## start

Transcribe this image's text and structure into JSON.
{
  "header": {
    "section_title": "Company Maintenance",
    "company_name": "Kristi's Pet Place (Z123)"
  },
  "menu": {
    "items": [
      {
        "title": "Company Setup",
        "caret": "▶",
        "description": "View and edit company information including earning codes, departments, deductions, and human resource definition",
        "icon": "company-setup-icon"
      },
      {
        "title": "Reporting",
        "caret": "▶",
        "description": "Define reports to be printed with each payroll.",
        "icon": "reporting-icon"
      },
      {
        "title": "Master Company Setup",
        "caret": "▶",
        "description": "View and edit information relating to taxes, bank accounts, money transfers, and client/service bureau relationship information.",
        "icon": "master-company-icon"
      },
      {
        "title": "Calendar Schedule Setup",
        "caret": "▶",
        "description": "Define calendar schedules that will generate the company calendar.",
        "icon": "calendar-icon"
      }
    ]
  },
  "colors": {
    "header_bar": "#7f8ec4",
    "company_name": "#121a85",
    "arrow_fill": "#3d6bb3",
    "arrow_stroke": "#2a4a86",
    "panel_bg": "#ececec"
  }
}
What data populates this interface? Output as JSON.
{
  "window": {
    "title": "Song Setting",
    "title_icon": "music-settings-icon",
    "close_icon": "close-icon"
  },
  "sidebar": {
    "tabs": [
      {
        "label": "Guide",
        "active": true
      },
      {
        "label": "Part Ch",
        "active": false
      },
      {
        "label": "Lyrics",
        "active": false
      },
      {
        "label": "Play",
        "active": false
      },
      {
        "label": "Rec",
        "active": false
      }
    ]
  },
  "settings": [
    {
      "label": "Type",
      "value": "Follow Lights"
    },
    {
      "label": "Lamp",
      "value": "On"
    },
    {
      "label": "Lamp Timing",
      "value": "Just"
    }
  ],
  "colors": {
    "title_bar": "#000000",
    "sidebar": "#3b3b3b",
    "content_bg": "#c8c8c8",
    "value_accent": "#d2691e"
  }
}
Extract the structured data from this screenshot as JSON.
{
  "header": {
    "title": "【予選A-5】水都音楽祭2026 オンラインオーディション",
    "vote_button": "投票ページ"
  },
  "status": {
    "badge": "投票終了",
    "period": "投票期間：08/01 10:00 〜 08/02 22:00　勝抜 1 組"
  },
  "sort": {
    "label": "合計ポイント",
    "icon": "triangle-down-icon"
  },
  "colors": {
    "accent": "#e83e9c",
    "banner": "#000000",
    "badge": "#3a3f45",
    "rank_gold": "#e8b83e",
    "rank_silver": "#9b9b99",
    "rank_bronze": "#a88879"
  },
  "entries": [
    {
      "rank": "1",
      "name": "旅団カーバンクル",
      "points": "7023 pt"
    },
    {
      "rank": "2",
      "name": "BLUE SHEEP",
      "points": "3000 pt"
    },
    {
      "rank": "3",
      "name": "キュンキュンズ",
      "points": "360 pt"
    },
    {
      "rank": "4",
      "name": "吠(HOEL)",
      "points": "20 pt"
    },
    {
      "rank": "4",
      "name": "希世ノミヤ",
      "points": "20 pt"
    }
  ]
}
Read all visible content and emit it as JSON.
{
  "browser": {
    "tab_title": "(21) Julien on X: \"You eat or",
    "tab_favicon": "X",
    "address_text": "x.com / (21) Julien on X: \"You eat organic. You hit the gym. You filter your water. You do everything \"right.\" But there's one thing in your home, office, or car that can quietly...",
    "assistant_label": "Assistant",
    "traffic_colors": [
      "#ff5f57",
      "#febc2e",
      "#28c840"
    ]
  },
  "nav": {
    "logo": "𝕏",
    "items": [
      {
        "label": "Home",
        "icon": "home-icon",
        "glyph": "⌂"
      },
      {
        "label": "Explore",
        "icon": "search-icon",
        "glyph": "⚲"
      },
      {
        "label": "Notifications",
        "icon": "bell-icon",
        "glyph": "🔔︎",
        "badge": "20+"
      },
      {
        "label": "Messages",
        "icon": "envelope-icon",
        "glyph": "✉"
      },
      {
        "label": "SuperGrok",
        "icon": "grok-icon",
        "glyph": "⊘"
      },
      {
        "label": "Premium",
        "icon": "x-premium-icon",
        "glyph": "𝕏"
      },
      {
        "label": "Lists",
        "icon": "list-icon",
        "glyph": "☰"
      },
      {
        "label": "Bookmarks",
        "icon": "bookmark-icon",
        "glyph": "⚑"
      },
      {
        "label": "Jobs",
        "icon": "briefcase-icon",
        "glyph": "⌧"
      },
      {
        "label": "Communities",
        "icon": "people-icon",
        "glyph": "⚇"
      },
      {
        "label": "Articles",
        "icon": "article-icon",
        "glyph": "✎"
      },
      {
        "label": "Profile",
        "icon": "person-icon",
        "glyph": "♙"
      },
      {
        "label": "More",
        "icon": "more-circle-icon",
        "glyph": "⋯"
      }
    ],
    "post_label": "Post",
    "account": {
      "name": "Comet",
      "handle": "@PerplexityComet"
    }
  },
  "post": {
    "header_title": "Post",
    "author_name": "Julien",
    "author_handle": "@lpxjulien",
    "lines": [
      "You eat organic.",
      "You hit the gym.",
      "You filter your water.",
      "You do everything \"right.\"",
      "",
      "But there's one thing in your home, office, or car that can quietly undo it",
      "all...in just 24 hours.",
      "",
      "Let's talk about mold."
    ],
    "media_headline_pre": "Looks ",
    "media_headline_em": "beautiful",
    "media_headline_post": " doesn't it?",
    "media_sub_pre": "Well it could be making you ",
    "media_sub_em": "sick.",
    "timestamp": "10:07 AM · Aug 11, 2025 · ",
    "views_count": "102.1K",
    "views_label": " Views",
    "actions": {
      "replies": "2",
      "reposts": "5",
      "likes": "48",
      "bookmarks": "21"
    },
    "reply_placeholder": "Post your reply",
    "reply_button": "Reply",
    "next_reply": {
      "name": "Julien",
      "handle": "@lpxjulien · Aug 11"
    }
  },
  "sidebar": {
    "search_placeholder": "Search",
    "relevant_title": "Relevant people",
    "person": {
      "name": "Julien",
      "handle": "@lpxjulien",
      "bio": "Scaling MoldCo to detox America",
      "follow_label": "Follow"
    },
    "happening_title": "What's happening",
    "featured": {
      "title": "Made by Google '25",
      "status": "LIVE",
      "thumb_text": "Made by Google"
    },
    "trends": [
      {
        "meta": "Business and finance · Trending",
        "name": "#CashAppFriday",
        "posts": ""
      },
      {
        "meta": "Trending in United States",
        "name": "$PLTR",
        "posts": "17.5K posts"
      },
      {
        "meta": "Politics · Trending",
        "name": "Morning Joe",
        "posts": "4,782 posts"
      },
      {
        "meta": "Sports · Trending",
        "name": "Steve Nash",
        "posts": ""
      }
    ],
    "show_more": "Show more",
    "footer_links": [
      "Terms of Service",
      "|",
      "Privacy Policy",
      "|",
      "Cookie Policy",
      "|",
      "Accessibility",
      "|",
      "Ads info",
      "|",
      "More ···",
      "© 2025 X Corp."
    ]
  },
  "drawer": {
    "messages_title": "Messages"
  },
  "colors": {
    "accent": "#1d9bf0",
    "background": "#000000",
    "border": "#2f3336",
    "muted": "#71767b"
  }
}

## end

Exercise details:
Copy the material above, line for line.

The reply:
Transcribe this image's text and structure into JSON.
{
  "header": {
    "section_title": "Company Maintenance",
    "company_name": "Kristi's Pet Place (Z123)"
  },
  "menu": {
    "items": [
      {
        "title": "Company Setup",
        "caret": "▶",
        "description": "View and edit company information including earning codes, departments, deductions, and human resource definition",
        "icon": "company-setup-icon"
      },
      {
        "title": "Reporting",
        "caret": "▶",
        "description": "Define reports to be printed with each payroll.",
        "icon": "reporting-icon"
      },
      {
        "title": "Master Company Setup",
        "caret": "▶",
        "description": "View and edit information relating to taxes, bank accounts, money transfers, and client/service bureau relationship information.",
        "icon": "master-company-icon"
      },
      {
        "title": "Calendar Schedule Setup",
        "caret": "▶",
        "description": "Define calendar schedules that will generate the company calendar.",
        "icon": "calendar-icon"
      }
    ]
  },
  "colors": {
    "header_bar": "#7f8ec4",
    "company_name": "#121a85",
    "arrow_fill": "#3d6bb3",
    "arrow_stroke": "#2a4a86",
    "panel_bg": "#ececec"
  }
}
What data populates this interface? Output as JSON.
{
  "window": {
    "title": "Song Setting",
    "title_icon": "music-settings-icon",
    "close_icon": "close-icon"
  },
  "sidebar": {
    "tabs": [
      {
        "label": "Guide",
        "active": true
      },
      {
        "label": "Part Ch",
        "active": false
      },
      {
        "label": "Lyrics",
        "active": false
      },
      {
        "label": "Play",
        "active": false
      },
      {
        "label": "Rec",
        "active": false
      }
    ]
  },
  "settings": [
    {
      "label": "Type",
      "value": "Follow Lights"
    },
    {
      "label": "Lamp",
      "value": "On"
    },
    {
      "label": "Lamp Timing",
      "value": "Just"
    }
  ],
  "colors": {
    "title_bar": "#000000",
    "sidebar": "#3b3b3b",
    "content_bg": "#c8c8c8",
    "value_accent": "#d2691e"
  }
}
Extract the structured data from this screenshot as JSON.
{
  "header": {
    "title": "【予選A-5】水都音楽祭2026 オンラインオーディション",
    "vote_button": "投票ページ"
  },
  "status": {
    "badge": "投票終了",
    "period": "投票期間：08/01 10:00 〜 08/02 22:00　勝抜 1 組"
  },
  "sort": {
    "label": "合計ポイント",
    "icon": "triangle-down-icon"
  },
  "colors": {
    "accent": "#e83e9c",
    "banner": "#000000",
    "badge": "#3a3f45",
    "rank_gold": "#e8b83e",
    "rank_silver": "#9b9b99",
    "rank_bronze": "#a88879"
  },
  "entries": [
    {
      "rank": "1",
      "name": "旅団カーバンクル",
      "points": "7023 pt"
    },
    {
      "rank": "2",
      "name": "BLUE SHEEP",
      "points": "3000 pt"
    },
    {
      "rank": "3",
      "name": "キュンキュンズ",
      "points": "360 pt"
    },
    {
      "rank": "4",
      "name": "吠(HOEL)",
      "points": "20 pt"
    },
    {
      "rank": "4",
      "name": "希世ノミヤ",
      "points": "20 pt"
    }
  ]
}
Read all visible content and emit it as JSON.
{
  "browser": {
    "tab_title": "(21) Julien on X: \"You eat or",
    "tab_favicon": "X",
    "address_text": "x.com / (21) Julien on X: \"You eat organic. You hit the gym. You filter your water. You do everything \"right.\" But there's one thing in your home, office, or car that can quietly...",
    "assistant_label": "Assistant",
    "traffic_colors": [
      "#ff5f57",
      "#febc2e",
      "#28c840"
    ]
  },
  "nav": {
    "logo": "𝕏",
    "items": [
      {
        "label": "Home",
        "icon": "home-icon",
        "glyph": "⌂"
      },
      {
        "label": "Explore",
        "icon": "search-icon",
        "glyph": "⚲"
      },
      {
        "label": "Notifications",
        "icon": "bell-icon",
        "glyph": "🔔︎",
        "badge": "20+"
      },
      {
        "label": "Messages",
        "icon": "envelope-icon",
        "glyph": "✉"
      },
      {
        "label": "SuperGrok",
        "icon": "grok-icon",
        "glyph": "⊘"
      },
      {
        "label": "Premium",
        "icon": "x-premium-icon",
        "glyph": "𝕏"
      },
      {
        "label": "Lists",
        "icon": "list-icon",
        "glyph": "☰"
      },
      {
        "label": "Bookmarks",
        "icon": "bookmark-icon",
        "glyph": "⚑"
      },
      {
        "label": "Jobs",
        "icon": "briefcase-icon",
        "glyph": "⌧"
      },
      {
        "label": "Communities",
        "icon": "people-icon",
        "glyph": "⚇"
      },
      {
        "label": "Articles",
        "icon": "article-icon",
        "glyph": "✎"
      },
      {
        "label": "Profile",
        "icon": "person-icon",
        "glyph": "♙"
      },
      {
        "label": "More",
        "icon": "more-circle-icon",
        "glyph": "⋯"
      }
    ],
    "post_label": "Post",
    "account": {
      "name": "Comet",
      "handle": "@PerplexityComet"
    }
  },
  "post": {
    "header_title": "Post",
    "author_name": "Julien",
    "author_handle": "@lpxjulien",
    "lines": [
      "You eat organic.",
      "You hit the gym.",
      "You filter your water.",
      "You do everything \"right.\"",
      "",
      "But there's one thing in your home, office, or car that can quietly undo it",
      "all...in just 24 hours.",
      "",
      "Let's talk about mold."
    ],
    "media_headline_pre": "Looks ",
    "media_headline_em": "beautiful",
    "media_headline_post": " doesn't it?",
    "media_sub_pre": "Well it could be making you ",
    "media_sub_em": "sick.",
    "timestamp": "10:07 AM · Aug 11, 2025 · ",
    "views_count": "102.1K",
    "views_label": " Views",
    "actions": {
      "replies": "2",
      "reposts": "5",
      "likes": "48",
      "bookmarks": "21"
    },
    "reply_placeholder": "Post your reply",
    "reply_button": "Reply",
    "next_reply": {
      "name": "Julien",
      "handle": "@lpxjulien · Aug 11"
    }
  },
  "sidebar": {
    "search_placeholder": "Search",
    "relevant_title": "Relevant people",
    "person": {
      "name": "Julien",
      "handle": "@lpxjulien",
      "bio": "Scaling MoldCo to detox America",
      "follow_label": "Follow"
    },
    "happening_title": "What's happening",
    "featured": {
      "title": "Made by Google '25",
      "status": "LIVE",
      "thumb_text": "Made by Google"
    },
    "trends": [
      {
        "meta": "Business and finance · Trending",
        "name": "#CashAppFriday",
        "posts": ""
      },
      {
        "meta": "Trending in United States",
        "name": "$PLTR",
        "posts": "17.5K posts"
      },
      {
        "meta": "Politics · Trending",
        "name": "Morning Joe",
        "posts": "4,782 posts"
      },
      {
        "meta": "Sports · Trending",
        "name": "Steve Nash",
        "posts": ""
      }
    ],
    "show_more": "Show more",
    "footer_links": [
      "Terms of Service",
      "|",
      "Privacy Policy",
      "|",
      "Cookie Policy",
      "|",
      "Accessibility",
      "|",
      "Ads info",
      "|",
      "More ···",
      "© 2025 X Corp."
    ]
  },
  "drawer": {
    "messages_title": "Messages"
  },
  "colors": {
    "accent": "#1d9bf0",
    "background": "#000000",
    "border": "#2f3336",
    "muted": "#71767b"
  }
}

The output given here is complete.